SUPPLIED MATERIAL →
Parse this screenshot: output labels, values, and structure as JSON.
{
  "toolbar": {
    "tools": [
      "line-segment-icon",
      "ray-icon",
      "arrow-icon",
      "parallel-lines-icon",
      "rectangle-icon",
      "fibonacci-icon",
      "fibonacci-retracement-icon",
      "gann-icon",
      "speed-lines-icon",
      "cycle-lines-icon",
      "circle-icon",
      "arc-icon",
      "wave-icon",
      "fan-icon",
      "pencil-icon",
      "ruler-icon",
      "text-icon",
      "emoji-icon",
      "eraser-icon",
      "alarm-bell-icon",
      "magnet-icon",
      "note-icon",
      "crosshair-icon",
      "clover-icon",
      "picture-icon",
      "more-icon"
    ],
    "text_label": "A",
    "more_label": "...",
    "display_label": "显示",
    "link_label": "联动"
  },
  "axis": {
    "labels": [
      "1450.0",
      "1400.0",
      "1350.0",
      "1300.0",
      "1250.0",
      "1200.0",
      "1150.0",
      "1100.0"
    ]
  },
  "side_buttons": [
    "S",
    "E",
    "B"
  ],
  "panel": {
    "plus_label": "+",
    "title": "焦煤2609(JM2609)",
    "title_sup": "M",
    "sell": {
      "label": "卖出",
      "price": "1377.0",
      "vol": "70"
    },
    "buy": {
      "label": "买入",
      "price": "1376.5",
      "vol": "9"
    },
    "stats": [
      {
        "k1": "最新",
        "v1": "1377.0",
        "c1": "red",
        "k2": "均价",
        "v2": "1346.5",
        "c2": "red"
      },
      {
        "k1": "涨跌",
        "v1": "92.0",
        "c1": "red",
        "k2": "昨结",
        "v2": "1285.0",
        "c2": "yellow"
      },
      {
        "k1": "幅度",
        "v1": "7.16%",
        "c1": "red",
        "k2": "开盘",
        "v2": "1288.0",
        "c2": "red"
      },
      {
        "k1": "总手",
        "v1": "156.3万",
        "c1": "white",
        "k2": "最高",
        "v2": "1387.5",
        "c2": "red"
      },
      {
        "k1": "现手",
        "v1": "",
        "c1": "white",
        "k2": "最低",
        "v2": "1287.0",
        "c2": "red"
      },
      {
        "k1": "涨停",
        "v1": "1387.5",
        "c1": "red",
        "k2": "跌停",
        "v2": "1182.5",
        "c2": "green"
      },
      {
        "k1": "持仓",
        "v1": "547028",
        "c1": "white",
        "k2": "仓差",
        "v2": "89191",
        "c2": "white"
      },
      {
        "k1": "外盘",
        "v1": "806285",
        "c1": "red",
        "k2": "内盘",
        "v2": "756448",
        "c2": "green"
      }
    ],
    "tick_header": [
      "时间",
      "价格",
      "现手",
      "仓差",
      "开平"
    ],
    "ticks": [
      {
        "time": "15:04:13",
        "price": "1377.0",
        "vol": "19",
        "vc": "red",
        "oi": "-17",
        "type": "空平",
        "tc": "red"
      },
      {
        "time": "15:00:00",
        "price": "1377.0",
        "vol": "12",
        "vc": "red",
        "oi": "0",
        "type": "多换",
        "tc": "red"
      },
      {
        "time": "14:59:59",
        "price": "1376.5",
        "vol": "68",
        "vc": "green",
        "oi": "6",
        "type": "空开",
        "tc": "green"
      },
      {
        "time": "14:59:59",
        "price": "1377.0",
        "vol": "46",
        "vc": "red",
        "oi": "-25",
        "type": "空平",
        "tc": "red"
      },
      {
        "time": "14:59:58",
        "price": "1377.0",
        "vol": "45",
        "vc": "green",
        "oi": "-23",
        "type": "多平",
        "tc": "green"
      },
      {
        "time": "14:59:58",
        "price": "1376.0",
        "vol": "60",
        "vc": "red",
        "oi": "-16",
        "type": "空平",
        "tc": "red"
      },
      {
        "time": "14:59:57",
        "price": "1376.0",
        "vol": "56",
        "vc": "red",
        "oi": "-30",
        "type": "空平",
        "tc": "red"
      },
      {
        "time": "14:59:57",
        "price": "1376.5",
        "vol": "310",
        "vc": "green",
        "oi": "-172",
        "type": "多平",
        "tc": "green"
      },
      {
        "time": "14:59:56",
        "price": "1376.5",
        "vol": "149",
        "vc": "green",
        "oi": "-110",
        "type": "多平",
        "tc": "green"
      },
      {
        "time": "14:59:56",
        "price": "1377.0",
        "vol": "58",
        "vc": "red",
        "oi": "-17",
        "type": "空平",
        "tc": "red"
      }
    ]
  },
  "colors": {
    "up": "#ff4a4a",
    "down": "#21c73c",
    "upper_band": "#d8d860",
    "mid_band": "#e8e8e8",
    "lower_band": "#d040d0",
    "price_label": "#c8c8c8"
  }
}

EXERCISE PROMPT → Pick out every line holding the string "lines" and return it.

TASK RESULT →
      "parallel-lines-icon",
      "speed-lines-icon",
      "cycle-lines-icon",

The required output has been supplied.